**Brief:** Your task is to give the listing below back word for word, pictures excluded.

**Records for this exercise:**
━━━━━━━━━━━━━━━━

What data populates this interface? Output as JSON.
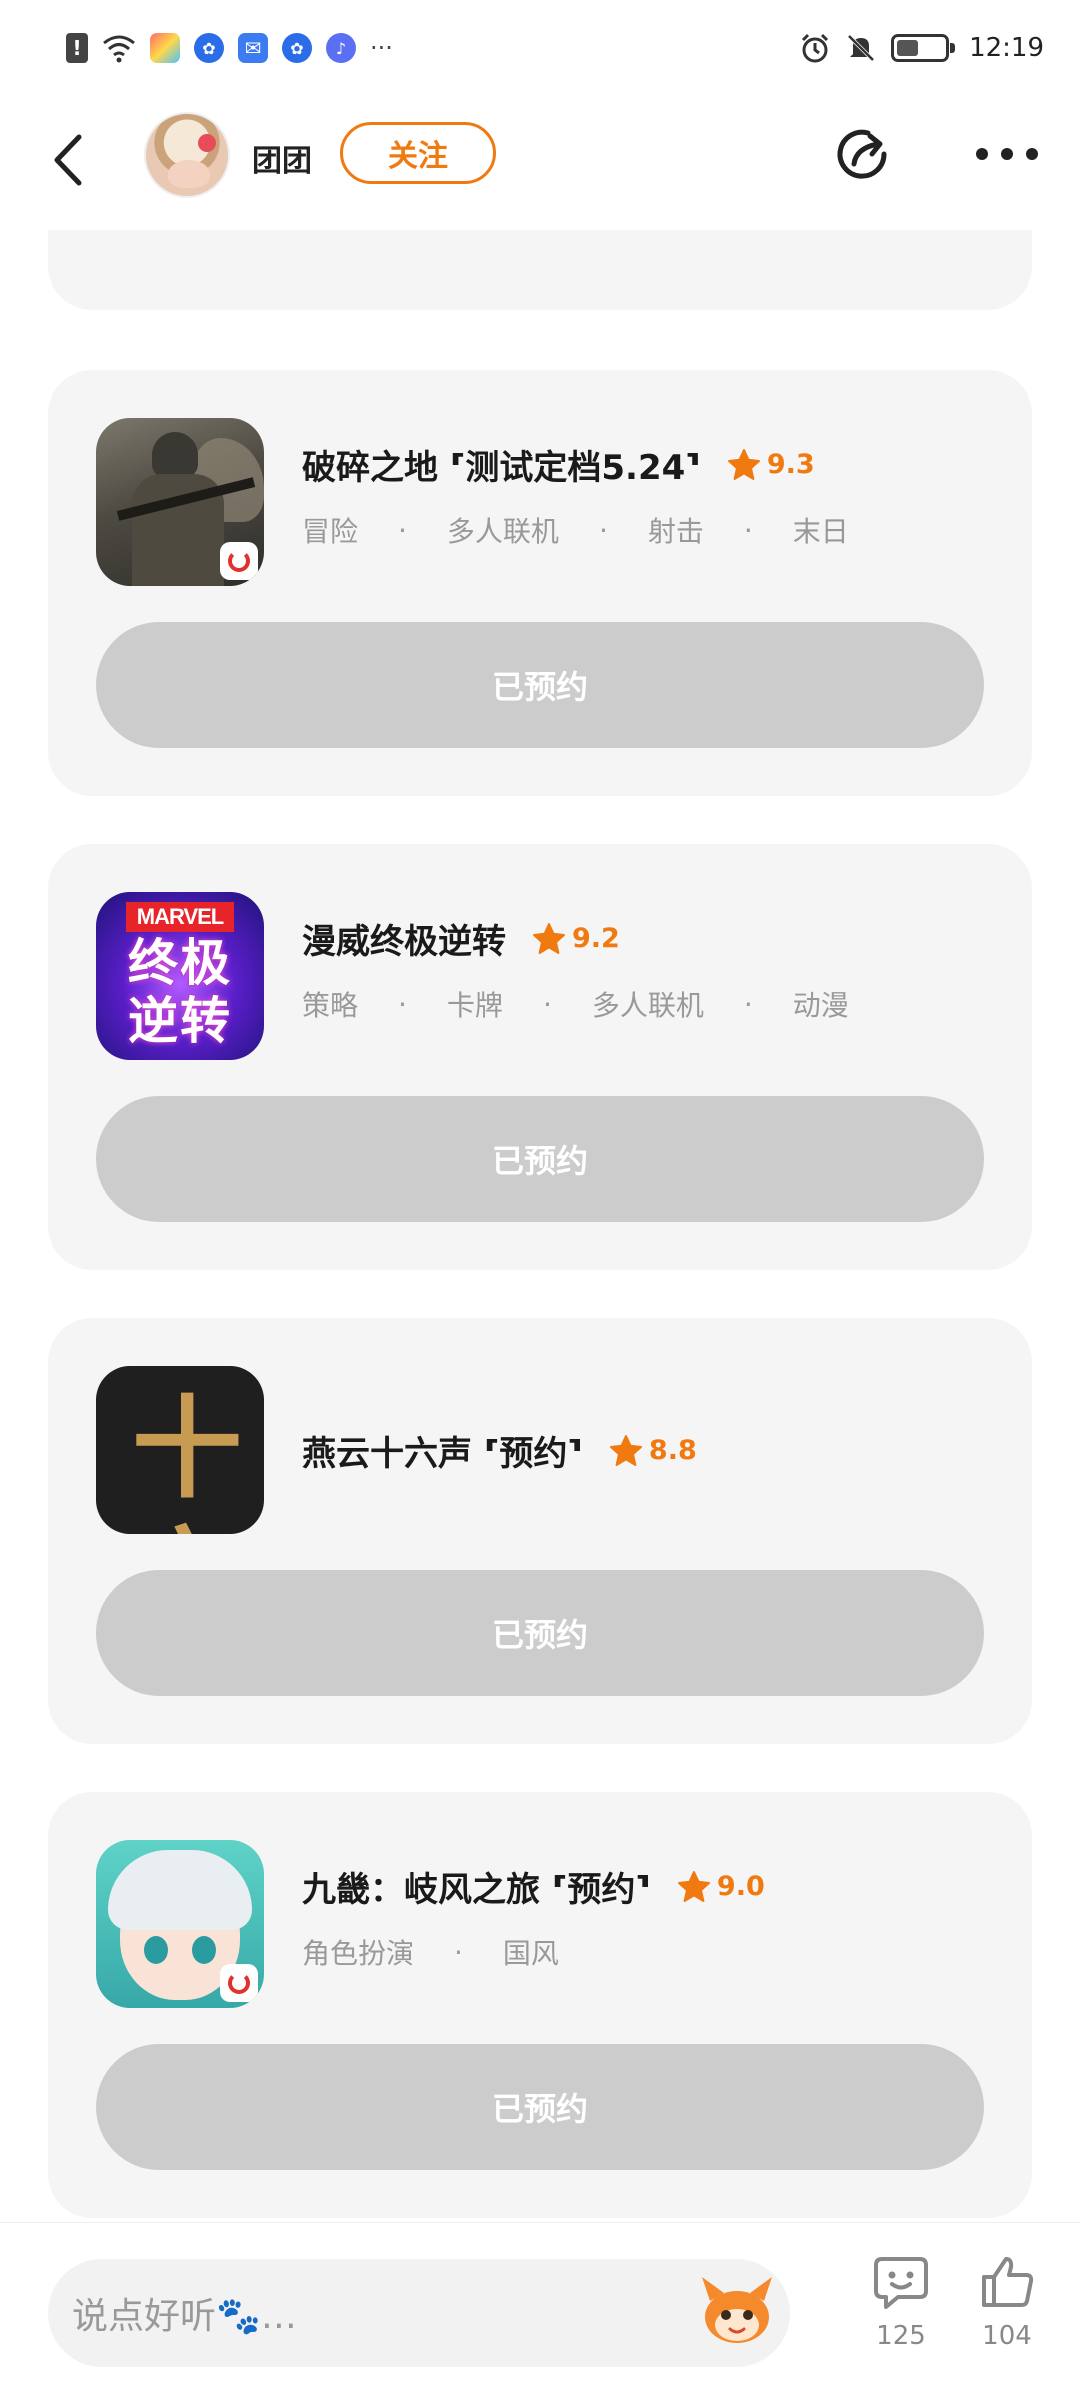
{
  "status_bar": {
    "time": "12:19",
    "battery_level": 0.45,
    "left_icons": [
      "alert-icon",
      "wifi-icon",
      "app-icon",
      "paw-icon",
      "mail-icon",
      "paw-icon",
      "music-icon",
      "more-icon"
    ],
    "right_icons": [
      "alarm-icon",
      "mute-icon",
      "battery-icon"
    ]
  },
  "header": {
    "user_name": "团团",
    "follow_label": "关注"
  },
  "games": [
    {
      "title": "破碎之地 ⸢测试定档5.24⸣",
      "rating": "9.3",
      "tags": [
        "冒险",
        "多人联机",
        "射击",
        "末日"
      ],
      "button_label": "已预约"
    },
    {
      "title": "漫威终极逆转",
      "rating": "9.2",
      "tags": [
        "策略",
        "卡牌",
        "多人联机",
        "动漫"
      ],
      "button_label": "已预约",
      "icon_banner": "MARVEL",
      "icon_text": "终极逆转"
    },
    {
      "title": "燕云十六声 ⸢预约⸣",
      "rating": "8.8",
      "tags": [],
      "button_label": "已预约",
      "icon_text": "十六"
    },
    {
      "title": "九畿：岐风之旅 ⸢预约⸣",
      "rating": "9.0",
      "tags": [
        "角色扮演",
        "国风"
      ],
      "button_label": "已预约"
    }
  ],
  "partial_card": {
    "button_label": ""
  },
  "bottom_bar": {
    "comment_placeholder": "说点好听🐾…",
    "comment_count": "125",
    "like_count": "104"
  },
  "colors": {
    "accent": "#f07a10",
    "card_bg": "#f5f5f5",
    "button_disabled": "#cccccc"
  }
}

━━━━━━━━━━━━━━━━

**Output for this task:**
What data populates this interface? Output as JSON.
{
  "status_bar": {
    "time": "12:19",
    "battery_level": 0.45,
    "left_icons": [
      "alert-icon",
      "wifi-icon",
      "app-icon",
      "paw-icon",
      "mail-icon",
      "paw-icon",
      "music-icon",
      "more-icon"
    ],
    "right_icons": [
      "alarm-icon",
      "mute-icon",
      "battery-icon"
    ]
  },
  "header": {
    "user_name": "团团",
    "follow_label": "关注"
  },
  "games": [
    {
      "title": "破碎之地 ⸢测试定档5.24⸣",
      "rating": "9.3",
      "tags": [
        "冒险",
        "多人联机",
        "射击",
        "末日"
      ],
      "button_label": "已预约"
    },
    {
      "title": "漫威终极逆转",
      "rating": "9.2",
      "tags": [
        "策略",
        "卡牌",
        "多人联机",
        "动漫"
      ],
      "button_label": "已预约",
      "icon_banner": "MARVEL",
      "icon_text": "终极逆转"
    },
    {
      "title": "燕云十六声 ⸢预约⸣",
      "rating": "8.8",
      "tags": [],
      "button_label": "已预约",
      "icon_text": "十六"
    },
    {
      "title": "九畿：岐风之旅 ⸢预约⸣",
      "rating": "9.0",
      "tags": [
        "角色扮演",
        "国风"
      ],
      "button_label": "已预约"
    }
  ],
  "partial_card": {
    "button_label": ""
  },
  "bottom_bar": {
    "comment_placeholder": "说点好听🐾…",
    "comment_count": "125",
    "like_count": "104"
  },
  "colors": {
    "accent": "#f07a10",
    "card_bg": "#f5f5f5",
    "button_disabled": "#cccccc"
  }
}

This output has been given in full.